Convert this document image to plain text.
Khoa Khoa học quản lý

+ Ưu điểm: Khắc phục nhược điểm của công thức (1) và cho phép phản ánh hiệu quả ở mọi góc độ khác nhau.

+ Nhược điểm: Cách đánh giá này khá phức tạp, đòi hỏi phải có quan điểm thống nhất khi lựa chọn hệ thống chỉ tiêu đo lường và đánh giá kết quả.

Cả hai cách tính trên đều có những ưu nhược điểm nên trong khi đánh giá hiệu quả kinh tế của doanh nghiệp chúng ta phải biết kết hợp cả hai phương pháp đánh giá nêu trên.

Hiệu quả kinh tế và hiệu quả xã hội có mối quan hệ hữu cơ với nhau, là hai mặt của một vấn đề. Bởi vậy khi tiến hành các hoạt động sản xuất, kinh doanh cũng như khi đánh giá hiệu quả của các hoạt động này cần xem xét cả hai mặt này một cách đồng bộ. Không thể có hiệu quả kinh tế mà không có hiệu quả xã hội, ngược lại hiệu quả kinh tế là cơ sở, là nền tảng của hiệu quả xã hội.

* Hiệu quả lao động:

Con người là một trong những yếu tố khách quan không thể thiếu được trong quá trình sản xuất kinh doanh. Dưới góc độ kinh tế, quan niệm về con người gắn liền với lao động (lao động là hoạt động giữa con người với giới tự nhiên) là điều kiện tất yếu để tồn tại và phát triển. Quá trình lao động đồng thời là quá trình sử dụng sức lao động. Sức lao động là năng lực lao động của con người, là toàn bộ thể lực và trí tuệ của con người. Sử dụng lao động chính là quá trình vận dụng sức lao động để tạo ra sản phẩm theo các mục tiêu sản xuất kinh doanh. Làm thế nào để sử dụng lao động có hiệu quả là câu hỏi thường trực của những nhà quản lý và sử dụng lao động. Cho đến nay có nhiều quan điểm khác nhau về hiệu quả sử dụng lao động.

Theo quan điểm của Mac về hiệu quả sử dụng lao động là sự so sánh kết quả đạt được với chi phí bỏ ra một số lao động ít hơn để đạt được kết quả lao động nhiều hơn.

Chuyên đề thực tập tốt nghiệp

▶ TASK TO COMPLETE
Your task is to list each line of the records with the word "quản".

▶ SOLUTION FOR THIS EXERCISE
Khoa Khoa học quản lý
Con người là một trong những yếu tố khách quan không thể thiếu được trong quá trình sản xuất kinh doanh. Dưới góc độ kinh tế, quan niệm về con người gắn liền với lao động (lao động là hoạt động giữa con người với giới tự nhiên) là điều kiện tất yếu để tồn tại và phát triển. Quá trình lao động đồng thời là quá trình sử dụng sức lao động. Sức lao động là năng lực lao động của con người, là toàn bộ thể lực và trí tuệ của con người. Sử dụng lao động chính là quá trình vận dụng sức lao động để tạo ra sản phẩm theo các mục tiêu sản xuất kinh doanh. Làm thế nào để sử dụng lao động có hiệu quả là câu hỏi thường trực của những nhà quản lý và sử dụng lao động. Cho đến nay có nhiều quan điểm khác nhau về hiệu quả sử dụng lao động.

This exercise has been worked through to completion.